§ Problem: Summarize the 1546 letter passage below in two sentences.

§ Provided passage:
I, Scepperus, had decided to start for Flanders immediately, but the King's commissioners will come to-morrow to settle about the first of two points agreed upon at Utrecht, namely that respecting the Customs dues and imposts here, of which the Flemings complain; although we have seen that the English are fully justified by their old registers, charters and controls, which we have inspected, for hundreds of years back up to the present time, as we have written to the Queen (Dowager). I have therefore decided to remain for to-morrow's conference.
London, 16 April 1546.
April 16. Vienna. Imp. Arch.247. Scepperus and Van der Delft to the Queen Dowager.

§ Dataset excerpts:
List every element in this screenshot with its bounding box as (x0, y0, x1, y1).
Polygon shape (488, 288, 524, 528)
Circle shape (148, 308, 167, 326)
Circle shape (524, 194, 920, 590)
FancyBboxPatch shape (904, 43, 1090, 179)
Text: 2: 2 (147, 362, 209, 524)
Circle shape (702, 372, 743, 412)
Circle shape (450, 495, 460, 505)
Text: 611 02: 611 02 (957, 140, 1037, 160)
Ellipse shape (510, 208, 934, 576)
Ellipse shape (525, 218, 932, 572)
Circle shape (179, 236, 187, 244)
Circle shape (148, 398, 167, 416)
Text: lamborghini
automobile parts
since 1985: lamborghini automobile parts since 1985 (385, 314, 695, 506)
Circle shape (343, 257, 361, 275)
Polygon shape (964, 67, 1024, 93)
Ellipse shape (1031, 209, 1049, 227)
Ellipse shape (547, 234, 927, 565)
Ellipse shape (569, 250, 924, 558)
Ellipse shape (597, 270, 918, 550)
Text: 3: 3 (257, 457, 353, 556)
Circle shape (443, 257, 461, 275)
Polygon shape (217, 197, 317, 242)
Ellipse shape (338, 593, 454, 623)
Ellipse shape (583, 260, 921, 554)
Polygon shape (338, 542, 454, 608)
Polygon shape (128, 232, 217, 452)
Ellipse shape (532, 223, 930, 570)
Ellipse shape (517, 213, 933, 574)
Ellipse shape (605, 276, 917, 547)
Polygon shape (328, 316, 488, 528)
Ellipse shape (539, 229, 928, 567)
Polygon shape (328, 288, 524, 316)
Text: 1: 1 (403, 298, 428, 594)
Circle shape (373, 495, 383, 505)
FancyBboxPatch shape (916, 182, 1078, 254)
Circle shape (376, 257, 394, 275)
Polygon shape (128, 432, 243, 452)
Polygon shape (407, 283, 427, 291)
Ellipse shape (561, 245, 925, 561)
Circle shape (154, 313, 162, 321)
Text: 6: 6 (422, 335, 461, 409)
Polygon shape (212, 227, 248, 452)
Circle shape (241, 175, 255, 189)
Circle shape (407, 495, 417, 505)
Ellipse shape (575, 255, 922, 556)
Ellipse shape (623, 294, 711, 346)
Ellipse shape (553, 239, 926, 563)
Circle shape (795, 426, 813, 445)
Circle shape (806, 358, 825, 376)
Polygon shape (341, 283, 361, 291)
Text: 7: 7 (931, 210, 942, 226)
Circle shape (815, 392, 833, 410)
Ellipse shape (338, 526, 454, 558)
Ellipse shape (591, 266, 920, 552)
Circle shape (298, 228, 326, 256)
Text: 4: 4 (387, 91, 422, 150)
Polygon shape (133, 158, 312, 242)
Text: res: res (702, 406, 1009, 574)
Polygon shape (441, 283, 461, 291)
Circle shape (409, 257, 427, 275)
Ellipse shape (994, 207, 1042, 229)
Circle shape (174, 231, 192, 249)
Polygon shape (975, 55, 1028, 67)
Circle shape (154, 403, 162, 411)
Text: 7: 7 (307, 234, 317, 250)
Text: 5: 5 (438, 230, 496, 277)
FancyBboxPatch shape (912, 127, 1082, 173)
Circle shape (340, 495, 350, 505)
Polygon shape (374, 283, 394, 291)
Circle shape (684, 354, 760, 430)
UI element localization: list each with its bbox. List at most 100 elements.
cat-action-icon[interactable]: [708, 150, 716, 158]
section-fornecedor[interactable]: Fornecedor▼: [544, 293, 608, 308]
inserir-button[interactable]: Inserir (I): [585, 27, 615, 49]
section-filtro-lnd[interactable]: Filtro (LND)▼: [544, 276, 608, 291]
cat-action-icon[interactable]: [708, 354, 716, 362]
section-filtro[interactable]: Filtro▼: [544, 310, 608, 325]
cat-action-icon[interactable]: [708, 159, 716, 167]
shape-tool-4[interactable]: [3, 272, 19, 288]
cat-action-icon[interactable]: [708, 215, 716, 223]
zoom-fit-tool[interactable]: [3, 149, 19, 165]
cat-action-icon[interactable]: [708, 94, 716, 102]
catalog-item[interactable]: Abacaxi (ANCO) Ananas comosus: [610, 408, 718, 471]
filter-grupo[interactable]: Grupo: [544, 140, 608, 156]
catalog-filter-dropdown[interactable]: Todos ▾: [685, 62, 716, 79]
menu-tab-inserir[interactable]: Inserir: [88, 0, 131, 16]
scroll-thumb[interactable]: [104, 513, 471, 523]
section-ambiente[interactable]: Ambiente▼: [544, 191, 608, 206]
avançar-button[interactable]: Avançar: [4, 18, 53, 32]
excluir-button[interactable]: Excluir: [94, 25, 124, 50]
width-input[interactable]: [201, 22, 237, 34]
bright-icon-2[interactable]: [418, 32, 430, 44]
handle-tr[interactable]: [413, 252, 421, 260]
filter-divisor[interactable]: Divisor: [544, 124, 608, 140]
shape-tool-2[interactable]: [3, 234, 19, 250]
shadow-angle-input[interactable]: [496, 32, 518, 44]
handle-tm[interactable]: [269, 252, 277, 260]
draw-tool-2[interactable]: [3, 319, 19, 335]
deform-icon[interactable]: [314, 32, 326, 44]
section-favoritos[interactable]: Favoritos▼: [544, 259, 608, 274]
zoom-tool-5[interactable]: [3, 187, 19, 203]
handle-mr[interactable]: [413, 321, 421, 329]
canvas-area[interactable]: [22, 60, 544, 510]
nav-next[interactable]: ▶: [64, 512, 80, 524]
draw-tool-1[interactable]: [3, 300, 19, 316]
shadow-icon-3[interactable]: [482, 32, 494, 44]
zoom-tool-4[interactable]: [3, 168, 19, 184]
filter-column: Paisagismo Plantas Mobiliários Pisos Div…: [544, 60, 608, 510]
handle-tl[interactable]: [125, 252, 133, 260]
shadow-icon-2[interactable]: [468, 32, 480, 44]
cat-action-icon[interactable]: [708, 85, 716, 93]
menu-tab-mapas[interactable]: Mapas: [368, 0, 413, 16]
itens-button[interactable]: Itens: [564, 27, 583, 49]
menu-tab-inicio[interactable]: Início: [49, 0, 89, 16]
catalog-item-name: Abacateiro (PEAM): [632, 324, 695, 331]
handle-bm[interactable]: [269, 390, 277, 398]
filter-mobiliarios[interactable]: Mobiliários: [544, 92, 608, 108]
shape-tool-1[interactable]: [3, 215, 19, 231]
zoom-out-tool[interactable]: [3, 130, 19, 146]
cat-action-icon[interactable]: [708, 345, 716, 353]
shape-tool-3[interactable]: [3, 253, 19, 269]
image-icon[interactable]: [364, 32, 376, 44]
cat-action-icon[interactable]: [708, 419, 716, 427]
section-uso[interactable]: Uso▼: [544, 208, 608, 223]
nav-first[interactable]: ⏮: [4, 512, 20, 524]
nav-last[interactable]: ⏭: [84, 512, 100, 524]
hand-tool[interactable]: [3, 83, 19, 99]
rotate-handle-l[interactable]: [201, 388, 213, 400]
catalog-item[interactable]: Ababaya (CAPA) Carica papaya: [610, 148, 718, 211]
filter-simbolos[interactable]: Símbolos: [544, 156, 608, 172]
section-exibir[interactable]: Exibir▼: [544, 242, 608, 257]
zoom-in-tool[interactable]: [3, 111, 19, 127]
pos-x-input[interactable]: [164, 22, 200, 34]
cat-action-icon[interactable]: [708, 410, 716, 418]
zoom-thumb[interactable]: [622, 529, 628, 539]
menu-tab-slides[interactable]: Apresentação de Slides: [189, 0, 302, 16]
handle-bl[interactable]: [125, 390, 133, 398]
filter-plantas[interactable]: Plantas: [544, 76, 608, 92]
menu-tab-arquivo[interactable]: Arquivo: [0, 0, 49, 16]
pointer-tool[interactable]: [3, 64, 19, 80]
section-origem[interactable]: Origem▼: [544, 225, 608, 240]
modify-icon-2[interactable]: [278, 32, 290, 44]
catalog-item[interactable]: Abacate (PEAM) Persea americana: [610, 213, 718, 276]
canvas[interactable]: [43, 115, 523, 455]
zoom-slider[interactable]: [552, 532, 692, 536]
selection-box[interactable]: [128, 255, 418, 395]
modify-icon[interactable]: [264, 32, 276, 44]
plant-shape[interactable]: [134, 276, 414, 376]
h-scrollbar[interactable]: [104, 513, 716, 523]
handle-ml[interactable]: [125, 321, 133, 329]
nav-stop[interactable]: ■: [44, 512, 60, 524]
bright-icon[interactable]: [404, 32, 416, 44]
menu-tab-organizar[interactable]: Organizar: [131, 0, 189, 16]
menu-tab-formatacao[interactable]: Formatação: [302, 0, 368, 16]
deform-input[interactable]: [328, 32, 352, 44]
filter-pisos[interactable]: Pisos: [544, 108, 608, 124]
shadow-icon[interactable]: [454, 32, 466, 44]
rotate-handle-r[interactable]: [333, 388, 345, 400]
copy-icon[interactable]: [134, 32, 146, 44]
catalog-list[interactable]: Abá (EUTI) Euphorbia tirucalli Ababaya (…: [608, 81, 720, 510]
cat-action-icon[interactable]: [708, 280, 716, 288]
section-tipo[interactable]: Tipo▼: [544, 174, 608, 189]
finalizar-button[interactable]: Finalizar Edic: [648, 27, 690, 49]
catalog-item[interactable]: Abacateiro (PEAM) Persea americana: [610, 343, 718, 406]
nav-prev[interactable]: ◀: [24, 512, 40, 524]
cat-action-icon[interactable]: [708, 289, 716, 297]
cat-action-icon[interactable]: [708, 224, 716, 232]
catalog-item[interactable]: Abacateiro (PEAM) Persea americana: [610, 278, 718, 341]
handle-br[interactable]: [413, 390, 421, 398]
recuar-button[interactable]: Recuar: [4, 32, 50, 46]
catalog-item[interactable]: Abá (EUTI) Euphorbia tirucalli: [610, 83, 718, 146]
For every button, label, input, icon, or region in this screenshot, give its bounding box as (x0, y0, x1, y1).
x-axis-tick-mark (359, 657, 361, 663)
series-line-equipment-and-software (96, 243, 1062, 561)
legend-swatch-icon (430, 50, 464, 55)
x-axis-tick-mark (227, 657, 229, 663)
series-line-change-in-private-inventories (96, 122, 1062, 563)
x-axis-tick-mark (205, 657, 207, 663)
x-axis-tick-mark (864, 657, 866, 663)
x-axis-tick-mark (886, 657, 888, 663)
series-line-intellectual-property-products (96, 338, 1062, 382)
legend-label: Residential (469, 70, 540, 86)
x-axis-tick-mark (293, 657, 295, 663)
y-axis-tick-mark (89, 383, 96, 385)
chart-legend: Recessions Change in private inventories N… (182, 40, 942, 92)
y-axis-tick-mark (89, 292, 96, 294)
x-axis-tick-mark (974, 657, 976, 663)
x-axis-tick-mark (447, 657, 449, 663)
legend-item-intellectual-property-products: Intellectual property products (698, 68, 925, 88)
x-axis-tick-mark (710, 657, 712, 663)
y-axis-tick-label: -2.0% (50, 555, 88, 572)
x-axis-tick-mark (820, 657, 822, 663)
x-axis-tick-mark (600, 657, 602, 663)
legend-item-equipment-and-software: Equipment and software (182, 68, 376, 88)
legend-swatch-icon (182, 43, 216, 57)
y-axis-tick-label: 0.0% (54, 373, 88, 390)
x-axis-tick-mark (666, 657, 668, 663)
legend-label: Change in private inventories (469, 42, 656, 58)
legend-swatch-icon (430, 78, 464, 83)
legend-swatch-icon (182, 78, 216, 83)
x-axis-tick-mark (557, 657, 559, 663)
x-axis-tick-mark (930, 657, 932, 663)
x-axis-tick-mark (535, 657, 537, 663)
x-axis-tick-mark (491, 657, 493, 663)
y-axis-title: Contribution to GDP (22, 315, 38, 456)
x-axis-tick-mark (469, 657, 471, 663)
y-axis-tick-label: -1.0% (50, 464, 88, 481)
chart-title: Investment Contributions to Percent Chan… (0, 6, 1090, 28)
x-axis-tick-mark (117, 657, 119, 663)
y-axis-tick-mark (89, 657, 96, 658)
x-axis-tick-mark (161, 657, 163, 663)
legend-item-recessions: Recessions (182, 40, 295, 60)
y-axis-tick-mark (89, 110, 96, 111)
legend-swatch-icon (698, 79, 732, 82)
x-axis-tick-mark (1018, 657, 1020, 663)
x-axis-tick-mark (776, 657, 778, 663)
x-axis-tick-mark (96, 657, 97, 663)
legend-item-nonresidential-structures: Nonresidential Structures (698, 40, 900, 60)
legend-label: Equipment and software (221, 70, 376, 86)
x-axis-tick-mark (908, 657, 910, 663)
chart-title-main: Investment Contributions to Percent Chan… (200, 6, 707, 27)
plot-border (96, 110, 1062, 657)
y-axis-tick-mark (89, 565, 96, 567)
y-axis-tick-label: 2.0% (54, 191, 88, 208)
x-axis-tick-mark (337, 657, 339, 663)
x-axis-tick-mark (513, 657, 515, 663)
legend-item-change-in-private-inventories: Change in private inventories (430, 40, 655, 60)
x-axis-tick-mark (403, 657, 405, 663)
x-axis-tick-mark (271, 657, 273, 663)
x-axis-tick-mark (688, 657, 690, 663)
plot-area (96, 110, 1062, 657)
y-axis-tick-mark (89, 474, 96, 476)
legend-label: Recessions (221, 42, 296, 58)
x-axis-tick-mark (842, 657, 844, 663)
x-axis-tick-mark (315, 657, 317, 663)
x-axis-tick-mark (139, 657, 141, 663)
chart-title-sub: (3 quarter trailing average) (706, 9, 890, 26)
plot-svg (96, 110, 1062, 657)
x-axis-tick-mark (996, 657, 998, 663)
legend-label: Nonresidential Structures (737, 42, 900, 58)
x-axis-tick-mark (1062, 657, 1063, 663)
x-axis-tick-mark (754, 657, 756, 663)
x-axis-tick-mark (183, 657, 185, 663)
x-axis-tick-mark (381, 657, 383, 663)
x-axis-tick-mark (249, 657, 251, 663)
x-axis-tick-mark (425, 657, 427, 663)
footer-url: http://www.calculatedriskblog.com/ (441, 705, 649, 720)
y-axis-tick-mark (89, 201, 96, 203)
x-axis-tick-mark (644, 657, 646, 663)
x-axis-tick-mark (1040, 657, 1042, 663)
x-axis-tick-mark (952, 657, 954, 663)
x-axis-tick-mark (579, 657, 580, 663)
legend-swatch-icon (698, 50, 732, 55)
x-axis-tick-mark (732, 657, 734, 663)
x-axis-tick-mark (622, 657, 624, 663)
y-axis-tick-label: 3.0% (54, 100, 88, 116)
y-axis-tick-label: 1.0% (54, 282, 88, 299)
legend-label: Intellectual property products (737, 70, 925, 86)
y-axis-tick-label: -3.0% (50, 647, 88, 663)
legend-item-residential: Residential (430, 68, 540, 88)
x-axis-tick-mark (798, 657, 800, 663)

§ Reply to the exercise: Scepperus had meant to leave for Flanders immediately but chose to remain for a conference the next day, when the King's commissioners would settle the first of two points agreed at Utrecht, concerning the Customs dues and imposts the Flemings complain about. The writers report that their inspection of old registers, charters and controls going back hundreds of years shows the English to be fully justified, as they had written to the Queen Dowager.